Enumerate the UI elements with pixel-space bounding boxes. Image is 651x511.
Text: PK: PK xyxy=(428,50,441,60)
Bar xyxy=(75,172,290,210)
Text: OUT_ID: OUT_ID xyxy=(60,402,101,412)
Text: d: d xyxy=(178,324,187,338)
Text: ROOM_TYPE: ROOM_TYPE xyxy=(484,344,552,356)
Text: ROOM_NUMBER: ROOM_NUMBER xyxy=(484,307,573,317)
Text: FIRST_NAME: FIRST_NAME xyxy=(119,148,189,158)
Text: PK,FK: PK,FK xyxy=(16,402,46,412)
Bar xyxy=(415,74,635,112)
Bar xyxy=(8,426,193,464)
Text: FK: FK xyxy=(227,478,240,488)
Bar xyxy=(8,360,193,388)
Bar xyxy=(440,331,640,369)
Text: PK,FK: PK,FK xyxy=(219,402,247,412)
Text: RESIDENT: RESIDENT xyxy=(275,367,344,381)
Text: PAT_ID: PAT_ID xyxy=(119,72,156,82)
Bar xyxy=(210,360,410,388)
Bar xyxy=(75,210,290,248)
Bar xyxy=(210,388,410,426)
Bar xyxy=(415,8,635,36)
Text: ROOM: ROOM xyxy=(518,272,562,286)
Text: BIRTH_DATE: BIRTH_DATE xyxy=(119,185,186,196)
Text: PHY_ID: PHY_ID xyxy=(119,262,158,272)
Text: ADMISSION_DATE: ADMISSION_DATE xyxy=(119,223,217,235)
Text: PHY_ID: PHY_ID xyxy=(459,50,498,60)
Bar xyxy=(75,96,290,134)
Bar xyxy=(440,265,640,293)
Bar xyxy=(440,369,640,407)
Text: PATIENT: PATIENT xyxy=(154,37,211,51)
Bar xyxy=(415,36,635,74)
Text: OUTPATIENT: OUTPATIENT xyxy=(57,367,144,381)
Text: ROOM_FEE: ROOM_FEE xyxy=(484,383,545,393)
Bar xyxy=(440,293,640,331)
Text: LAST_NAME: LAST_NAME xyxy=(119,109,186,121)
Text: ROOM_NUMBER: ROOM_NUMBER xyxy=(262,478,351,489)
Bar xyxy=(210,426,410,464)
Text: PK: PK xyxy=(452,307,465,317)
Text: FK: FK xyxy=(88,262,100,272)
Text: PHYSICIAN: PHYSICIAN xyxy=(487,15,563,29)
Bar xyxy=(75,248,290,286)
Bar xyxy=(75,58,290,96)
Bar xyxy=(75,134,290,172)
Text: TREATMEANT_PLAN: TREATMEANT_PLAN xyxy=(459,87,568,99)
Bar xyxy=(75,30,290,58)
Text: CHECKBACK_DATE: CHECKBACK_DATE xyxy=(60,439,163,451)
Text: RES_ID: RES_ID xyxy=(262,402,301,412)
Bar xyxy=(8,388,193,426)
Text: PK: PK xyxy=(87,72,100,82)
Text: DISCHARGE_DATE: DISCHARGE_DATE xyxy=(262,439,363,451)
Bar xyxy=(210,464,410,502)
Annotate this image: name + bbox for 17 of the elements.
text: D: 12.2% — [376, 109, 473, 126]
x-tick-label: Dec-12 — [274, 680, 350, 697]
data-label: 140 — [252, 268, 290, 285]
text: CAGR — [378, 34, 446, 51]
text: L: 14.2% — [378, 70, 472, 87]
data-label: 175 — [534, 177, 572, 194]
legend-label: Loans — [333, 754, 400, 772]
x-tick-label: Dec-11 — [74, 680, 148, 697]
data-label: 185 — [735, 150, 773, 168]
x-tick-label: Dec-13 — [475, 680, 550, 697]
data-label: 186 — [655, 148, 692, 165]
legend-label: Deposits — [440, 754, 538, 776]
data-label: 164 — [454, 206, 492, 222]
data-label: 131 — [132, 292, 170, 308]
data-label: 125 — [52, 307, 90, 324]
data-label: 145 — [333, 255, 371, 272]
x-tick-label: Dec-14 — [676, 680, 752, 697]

→ SET EXERCISE
Can you recast the listing, from its first line through the line containing "Bar xyxy=(210,360,410,388)", as a JSON list of strings with one string per line?

→ OUTPUT BELOW
[
  "Enumerate the UI elements with pixel-space bounding boxes. Image is 651x511.",
  "Text: PK: PK xyxy=(428,50,441,60)",
  "Bar xyxy=(75,172,290,210)",
  "Text: OUT_ID: OUT_ID xyxy=(60,402,101,412)",
  "Text: d: d xyxy=(178,324,187,338)",
  "Text: ROOM_TYPE: ROOM_TYPE xyxy=(484,344,552,356)",
  "Text: ROOM_NUMBER: ROOM_NUMBER xyxy=(484,307,573,317)",
  "Text: FIRST_NAME: FIRST_NAME xyxy=(119,148,189,158)",
  "Text: PK,FK: PK,FK xyxy=(16,402,46,412)",
  "Bar xyxy=(415,74,635,112)",
  "Bar xyxy=(8,426,193,464)",
  "Text: FK: FK xyxy=(227,478,240,488)",
  "Bar xyxy=(8,360,193,388)",
  "Bar xyxy=(440,331,640,369)",
  "Text: PK,FK: PK,FK xyxy=(219,402,247,412)",
  "Text: RESIDENT: RESIDENT xyxy=(275,367,344,381)",
  "Text: PAT_ID: PAT_ID xyxy=(119,72,156,82)",
  "Bar xyxy=(210,360,410,388)"
]